_Working data_.
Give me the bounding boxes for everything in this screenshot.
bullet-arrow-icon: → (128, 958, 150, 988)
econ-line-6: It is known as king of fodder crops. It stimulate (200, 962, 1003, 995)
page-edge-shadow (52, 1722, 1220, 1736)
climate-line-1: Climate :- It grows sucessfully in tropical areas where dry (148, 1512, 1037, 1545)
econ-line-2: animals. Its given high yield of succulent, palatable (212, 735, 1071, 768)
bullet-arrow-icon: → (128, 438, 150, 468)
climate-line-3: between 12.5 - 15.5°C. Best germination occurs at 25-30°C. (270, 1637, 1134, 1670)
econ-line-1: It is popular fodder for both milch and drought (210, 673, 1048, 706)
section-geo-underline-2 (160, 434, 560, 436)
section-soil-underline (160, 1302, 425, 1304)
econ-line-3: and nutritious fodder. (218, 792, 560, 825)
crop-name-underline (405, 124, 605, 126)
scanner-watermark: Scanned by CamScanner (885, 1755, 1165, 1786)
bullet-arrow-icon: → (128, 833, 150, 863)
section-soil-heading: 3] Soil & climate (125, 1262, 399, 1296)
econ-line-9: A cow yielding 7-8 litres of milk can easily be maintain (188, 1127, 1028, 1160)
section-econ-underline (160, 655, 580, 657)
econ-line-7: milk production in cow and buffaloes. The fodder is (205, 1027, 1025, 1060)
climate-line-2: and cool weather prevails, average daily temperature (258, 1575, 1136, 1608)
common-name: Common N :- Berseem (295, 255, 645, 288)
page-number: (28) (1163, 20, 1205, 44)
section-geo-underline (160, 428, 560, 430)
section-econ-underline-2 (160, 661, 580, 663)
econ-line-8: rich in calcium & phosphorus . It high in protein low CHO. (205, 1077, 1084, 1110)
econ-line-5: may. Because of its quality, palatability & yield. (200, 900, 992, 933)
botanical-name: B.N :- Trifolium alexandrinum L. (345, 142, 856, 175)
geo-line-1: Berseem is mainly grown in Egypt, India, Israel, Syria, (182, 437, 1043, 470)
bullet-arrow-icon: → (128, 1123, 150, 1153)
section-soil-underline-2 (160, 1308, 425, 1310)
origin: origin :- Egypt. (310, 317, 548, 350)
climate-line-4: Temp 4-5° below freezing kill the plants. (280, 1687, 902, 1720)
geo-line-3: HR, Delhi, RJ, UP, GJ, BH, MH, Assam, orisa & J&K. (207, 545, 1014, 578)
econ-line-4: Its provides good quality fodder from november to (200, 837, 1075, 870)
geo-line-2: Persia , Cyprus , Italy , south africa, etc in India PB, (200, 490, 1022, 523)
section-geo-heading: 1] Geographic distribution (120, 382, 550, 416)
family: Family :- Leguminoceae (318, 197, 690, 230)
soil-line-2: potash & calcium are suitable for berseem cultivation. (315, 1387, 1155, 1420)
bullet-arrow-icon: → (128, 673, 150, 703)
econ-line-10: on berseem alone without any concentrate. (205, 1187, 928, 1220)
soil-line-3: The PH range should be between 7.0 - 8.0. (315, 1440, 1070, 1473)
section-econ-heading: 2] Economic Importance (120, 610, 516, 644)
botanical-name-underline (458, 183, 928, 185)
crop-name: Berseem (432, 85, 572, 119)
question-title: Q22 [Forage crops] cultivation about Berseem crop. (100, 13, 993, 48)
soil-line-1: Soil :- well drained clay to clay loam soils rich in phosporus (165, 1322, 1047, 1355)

_Task directions_.
Nothing in the entries above may be left out; retype them all exactly.

_Your solution_.
Give me the bounding boxes for everything in this screenshot.
bullet-arrow-icon: → (128, 958, 150, 988)
econ-line-6: It is known as king of fodder crops. It stimulate (200, 962, 1003, 995)
page-edge-shadow (52, 1722, 1220, 1736)
climate-line-1: Climate :- It grows sucessfully in tropical areas where dry (148, 1512, 1037, 1545)
econ-line-2: animals. Its given high yield of succulent, palatable (212, 735, 1071, 768)
bullet-arrow-icon: → (128, 438, 150, 468)
climate-line-3: between 12.5 - 15.5°C. Best germination occurs at 25-30°C. (270, 1637, 1134, 1670)
econ-line-1: It is popular fodder for both milch and drought (210, 673, 1048, 706)
section-geo-underline-2 (160, 434, 560, 436)
section-soil-underline (160, 1302, 425, 1304)
econ-line-3: and nutritious fodder. (218, 792, 560, 825)
crop-name-underline (405, 124, 605, 126)
scanner-watermark: Scanned by CamScanner (885, 1755, 1165, 1786)
bullet-arrow-icon: → (128, 833, 150, 863)
section-soil-heading: 3] Soil & climate (125, 1262, 399, 1296)
econ-line-9: A cow yielding 7-8 litres of milk can easily be maintain (188, 1127, 1028, 1160)
section-econ-underline (160, 655, 580, 657)
econ-line-7: milk production in cow and buffaloes. The fodder is (205, 1027, 1025, 1060)
climate-line-2: and cool weather prevails, average daily temperature (258, 1575, 1136, 1608)
common-name: Common N :- Berseem (295, 255, 645, 288)
page-number: (28) (1163, 20, 1205, 44)
section-geo-underline (160, 428, 560, 430)
section-econ-underline-2 (160, 661, 580, 663)
econ-line-8: rich in calcium & phosphorus . It high in protein low CHO. (205, 1077, 1084, 1110)
econ-line-5: may. Because of its quality, palatability & yield. (200, 900, 992, 933)
botanical-name: B.N :- Trifolium alexandrinum L. (345, 142, 856, 175)
geo-line-1: Berseem is mainly grown in Egypt, India, Israel, Syria, (182, 437, 1043, 470)
bullet-arrow-icon: → (128, 1123, 150, 1153)
section-soil-underline-2 (160, 1308, 425, 1310)
origin: origin :- Egypt. (310, 317, 548, 350)
climate-line-4: Temp 4-5° below freezing kill the plants. (280, 1687, 902, 1720)
geo-line-3: HR, Delhi, RJ, UP, GJ, BH, MH, Assam, orisa & J&K. (207, 545, 1014, 578)
econ-line-4: Its provides good quality fodder from november to (200, 837, 1075, 870)
geo-line-2: Persia , Cyprus , Italy , south africa, etc in India PB, (200, 490, 1022, 523)
section-geo-heading: 1] Geographic distribution (120, 382, 550, 416)
family: Family :- Leguminoceae (318, 197, 690, 230)
soil-line-2: potash & calcium are suitable for berseem cultivation. (315, 1387, 1155, 1420)
bullet-arrow-icon: → (128, 673, 150, 703)
econ-line-10: on berseem alone without any concentrate. (205, 1187, 928, 1220)
soil-line-3: The PH range should be between 7.0 - 8.0. (315, 1440, 1070, 1473)
section-econ-heading: 2] Economic Importance (120, 610, 516, 644)
botanical-name-underline (458, 183, 928, 185)
crop-name: Berseem (432, 85, 572, 119)
question-title: Q22 [Forage crops] cultivation about Berseem crop. (100, 13, 993, 48)
soil-line-1: Soil :- well drained clay to clay loam soils rich in phosporus (165, 1322, 1047, 1355)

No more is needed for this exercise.